Do this:
Please write out the lines as a JSON list of strings, one string per line with blank lines left out, starting with the first line and going on through the line with "annotation-label: Energy absorbing".

** start of Exercise material **

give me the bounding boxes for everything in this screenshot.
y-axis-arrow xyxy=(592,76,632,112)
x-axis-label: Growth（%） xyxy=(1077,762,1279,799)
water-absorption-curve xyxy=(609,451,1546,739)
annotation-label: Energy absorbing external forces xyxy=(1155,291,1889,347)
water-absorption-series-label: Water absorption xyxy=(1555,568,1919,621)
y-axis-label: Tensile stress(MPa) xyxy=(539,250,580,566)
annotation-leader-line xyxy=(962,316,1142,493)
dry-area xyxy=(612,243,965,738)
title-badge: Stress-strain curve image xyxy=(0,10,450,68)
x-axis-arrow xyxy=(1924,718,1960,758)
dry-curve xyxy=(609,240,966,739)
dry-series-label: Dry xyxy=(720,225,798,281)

** end of Exercise material **

Output of the task:
[
  "give me the bounding boxes for everything in this screenshot.",
  "y-axis-arrow xyxy=(592,76,632,112)",
  "x-axis-label: Growth（%） xyxy=(1077,762,1279,799)",
  "water-absorption-curve xyxy=(609,451,1546,739)",
  "annotation-label: Energy absorbing external forces xyxy=(1155,291,1889,347)"
]